- _Information provided_:
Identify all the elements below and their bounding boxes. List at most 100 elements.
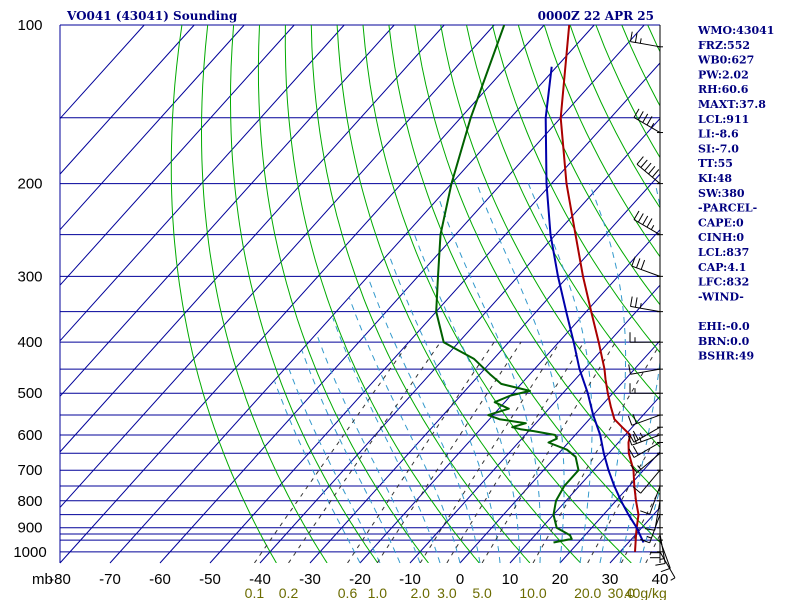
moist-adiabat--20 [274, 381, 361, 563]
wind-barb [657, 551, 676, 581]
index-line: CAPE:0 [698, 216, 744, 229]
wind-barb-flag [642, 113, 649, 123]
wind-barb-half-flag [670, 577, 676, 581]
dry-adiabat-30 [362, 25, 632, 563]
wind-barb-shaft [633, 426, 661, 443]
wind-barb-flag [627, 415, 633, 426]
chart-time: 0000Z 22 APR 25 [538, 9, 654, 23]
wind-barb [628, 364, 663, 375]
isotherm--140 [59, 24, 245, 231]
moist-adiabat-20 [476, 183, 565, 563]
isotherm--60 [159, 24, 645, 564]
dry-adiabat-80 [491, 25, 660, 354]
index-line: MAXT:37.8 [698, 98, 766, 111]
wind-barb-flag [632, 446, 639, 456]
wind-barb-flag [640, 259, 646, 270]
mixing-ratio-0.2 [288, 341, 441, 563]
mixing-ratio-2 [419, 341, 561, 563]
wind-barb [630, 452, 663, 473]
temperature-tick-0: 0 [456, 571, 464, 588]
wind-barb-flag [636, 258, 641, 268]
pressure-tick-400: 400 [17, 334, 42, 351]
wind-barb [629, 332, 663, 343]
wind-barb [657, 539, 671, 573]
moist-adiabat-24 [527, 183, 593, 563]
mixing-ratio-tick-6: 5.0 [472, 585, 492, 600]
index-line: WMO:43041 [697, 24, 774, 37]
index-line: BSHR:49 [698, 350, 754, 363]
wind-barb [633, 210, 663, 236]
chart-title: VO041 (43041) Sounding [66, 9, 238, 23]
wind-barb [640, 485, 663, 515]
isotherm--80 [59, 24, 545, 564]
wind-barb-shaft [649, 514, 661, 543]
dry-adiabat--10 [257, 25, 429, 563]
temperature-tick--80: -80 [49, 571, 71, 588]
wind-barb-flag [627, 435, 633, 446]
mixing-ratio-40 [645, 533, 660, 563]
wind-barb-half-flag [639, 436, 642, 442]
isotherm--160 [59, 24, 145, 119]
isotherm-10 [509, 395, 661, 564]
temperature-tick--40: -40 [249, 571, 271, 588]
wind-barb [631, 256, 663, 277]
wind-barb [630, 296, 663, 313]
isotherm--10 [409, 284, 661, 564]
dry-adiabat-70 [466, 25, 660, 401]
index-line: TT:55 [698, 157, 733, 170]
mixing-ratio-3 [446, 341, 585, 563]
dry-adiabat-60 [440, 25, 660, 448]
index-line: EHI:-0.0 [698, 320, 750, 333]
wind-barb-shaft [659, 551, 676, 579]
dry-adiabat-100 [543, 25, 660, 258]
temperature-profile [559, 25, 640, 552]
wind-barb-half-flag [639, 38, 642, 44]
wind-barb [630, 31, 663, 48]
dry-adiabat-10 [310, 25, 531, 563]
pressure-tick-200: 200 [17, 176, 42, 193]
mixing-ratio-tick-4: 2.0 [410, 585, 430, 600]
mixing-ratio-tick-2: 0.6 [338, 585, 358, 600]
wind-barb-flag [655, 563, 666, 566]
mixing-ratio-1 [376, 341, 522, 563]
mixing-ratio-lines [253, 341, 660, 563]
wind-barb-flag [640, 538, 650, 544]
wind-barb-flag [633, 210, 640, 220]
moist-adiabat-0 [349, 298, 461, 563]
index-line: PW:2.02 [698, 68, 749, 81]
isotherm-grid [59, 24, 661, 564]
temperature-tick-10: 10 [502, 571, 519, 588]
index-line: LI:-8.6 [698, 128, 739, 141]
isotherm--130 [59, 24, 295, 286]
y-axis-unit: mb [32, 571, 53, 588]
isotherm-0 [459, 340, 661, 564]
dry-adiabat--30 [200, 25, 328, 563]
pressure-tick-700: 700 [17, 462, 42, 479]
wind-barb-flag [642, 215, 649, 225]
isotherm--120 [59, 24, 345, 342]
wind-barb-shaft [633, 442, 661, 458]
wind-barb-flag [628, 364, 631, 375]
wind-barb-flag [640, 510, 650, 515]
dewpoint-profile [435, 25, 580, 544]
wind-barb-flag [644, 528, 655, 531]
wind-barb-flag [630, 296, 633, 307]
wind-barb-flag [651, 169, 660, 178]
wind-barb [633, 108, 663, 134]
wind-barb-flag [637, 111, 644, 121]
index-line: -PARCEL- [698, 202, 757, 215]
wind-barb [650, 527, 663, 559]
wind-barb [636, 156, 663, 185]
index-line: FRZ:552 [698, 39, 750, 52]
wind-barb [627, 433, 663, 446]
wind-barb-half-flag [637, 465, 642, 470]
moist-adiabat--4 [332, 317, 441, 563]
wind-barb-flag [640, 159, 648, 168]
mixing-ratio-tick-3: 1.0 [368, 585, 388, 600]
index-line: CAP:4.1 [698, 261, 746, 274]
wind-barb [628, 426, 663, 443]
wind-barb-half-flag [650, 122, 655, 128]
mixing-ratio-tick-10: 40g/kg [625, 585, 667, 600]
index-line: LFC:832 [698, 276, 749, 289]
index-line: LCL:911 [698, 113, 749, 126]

- _What the task asks_: Quote the material above line for line, omitting the pictures.

- _Task output_:
Identify all the elements below and their bounding boxes. List at most 100 elements.
moist-adiabat--20 [274, 381, 361, 563]
wind-barb [657, 551, 676, 581]
index-line: CAPE:0 [698, 216, 744, 229]
wind-barb-flag [642, 113, 649, 123]
wind-barb-half-flag [670, 577, 676, 581]
dry-adiabat-30 [362, 25, 632, 563]
wind-barb-shaft [633, 426, 661, 443]
wind-barb-flag [627, 415, 633, 426]
chart-time: 0000Z 22 APR 25 [538, 9, 654, 23]
wind-barb [628, 364, 663, 375]
isotherm--140 [59, 24, 245, 231]
moist-adiabat-20 [476, 183, 565, 563]
isotherm--60 [159, 24, 645, 564]
dry-adiabat-80 [491, 25, 660, 354]
index-line: MAXT:37.8 [698, 98, 766, 111]
wind-barb-flag [632, 446, 639, 456]
wind-barb-flag [640, 259, 646, 270]
mixing-ratio-0.2 [288, 341, 441, 563]
mixing-ratio-2 [419, 341, 561, 563]
wind-barb [630, 452, 663, 473]
temperature-tick-0: 0 [456, 571, 464, 588]
wind-barb-flag [636, 258, 641, 268]
pressure-tick-400: 400 [17, 334, 42, 351]
wind-barb [629, 332, 663, 343]
wind-barb [657, 539, 671, 573]
moist-adiabat-24 [527, 183, 593, 563]
mixing-ratio-tick-6: 5.0 [472, 585, 492, 600]
index-line: WMO:43041 [697, 24, 774, 37]
index-line: BSHR:49 [698, 350, 754, 363]
wind-barb [633, 210, 663, 236]
chart-title: VO041 (43041) Sounding [66, 9, 238, 23]
wind-barb [640, 485, 663, 515]
isotherm--80 [59, 24, 545, 564]
wind-barb-shaft [649, 514, 661, 543]
dry-adiabat--10 [257, 25, 429, 563]
temperature-tick--80: -80 [49, 571, 71, 588]
wind-barb-flag [627, 435, 633, 446]
mixing-ratio-40 [645, 533, 660, 563]
wind-barb-half-flag [639, 436, 642, 442]
isotherm--160 [59, 24, 145, 119]
isotherm-10 [509, 395, 661, 564]
temperature-tick--40: -40 [249, 571, 271, 588]
wind-barb [631, 256, 663, 277]
wind-barb [630, 296, 663, 313]
isotherm--10 [409, 284, 661, 564]
dry-adiabat-70 [466, 25, 660, 401]
index-line: TT:55 [698, 157, 733, 170]
mixing-ratio-3 [446, 341, 585, 563]
dry-adiabat-60 [440, 25, 660, 448]
index-line: EHI:-0.0 [698, 320, 750, 333]
wind-barb-shaft [659, 551, 676, 579]
dry-adiabat-100 [543, 25, 660, 258]
temperature-profile [559, 25, 640, 552]
wind-barb-half-flag [639, 38, 642, 44]
wind-barb [630, 31, 663, 48]
dry-adiabat-10 [310, 25, 531, 563]
pressure-tick-200: 200 [17, 176, 42, 193]
mixing-ratio-tick-4: 2.0 [410, 585, 430, 600]
mixing-ratio-tick-2: 0.6 [338, 585, 358, 600]
wind-barb-flag [655, 563, 666, 566]
mixing-ratio-1 [376, 341, 522, 563]
mixing-ratio-lines [253, 341, 660, 563]
wind-barb-flag [640, 538, 650, 544]
wind-barb-flag [633, 210, 640, 220]
moist-adiabat-0 [349, 298, 461, 563]
index-line: PW:2.02 [698, 68, 749, 81]
isotherm-grid [59, 24, 661, 564]
temperature-tick-10: 10 [502, 571, 519, 588]
index-line: LI:-8.6 [698, 128, 739, 141]
isotherm--130 [59, 24, 295, 286]
y-axis-unit: mb [32, 571, 53, 588]
isotherm-0 [459, 340, 661, 564]
dry-adiabat--30 [200, 25, 328, 563]
pressure-tick-700: 700 [17, 462, 42, 479]
wind-barb-flag [642, 215, 649, 225]
isotherm--120 [59, 24, 345, 342]
wind-barb-shaft [633, 442, 661, 458]
wind-barb-flag [628, 364, 631, 375]
wind-barb-flag [640, 510, 650, 515]
dewpoint-profile [435, 25, 580, 544]
wind-barb-flag [644, 528, 655, 531]
wind-barb-flag [630, 296, 633, 307]
wind-barb-flag [651, 169, 660, 178]
wind-barb [633, 108, 663, 134]
wind-barb-flag [637, 111, 644, 121]
index-line: -PARCEL- [698, 202, 757, 215]
wind-barb [650, 527, 663, 559]
wind-barb [636, 156, 663, 185]
index-line: FRZ:552 [698, 39, 750, 52]
wind-barb [627, 433, 663, 446]
wind-barb-half-flag [637, 465, 642, 470]
moist-adiabat--4 [332, 317, 441, 563]
wind-barb-flag [640, 159, 648, 168]
mixing-ratio-tick-3: 1.0 [368, 585, 388, 600]
index-line: CAP:4.1 [698, 261, 746, 274]
wind-barb [628, 426, 663, 443]
wind-barb-half-flag [650, 122, 655, 128]
mixing-ratio-tick-10: 40g/kg [625, 585, 667, 600]
index-line: LFC:832 [698, 276, 749, 289]
index-line: LCL:911 [698, 113, 749, 126]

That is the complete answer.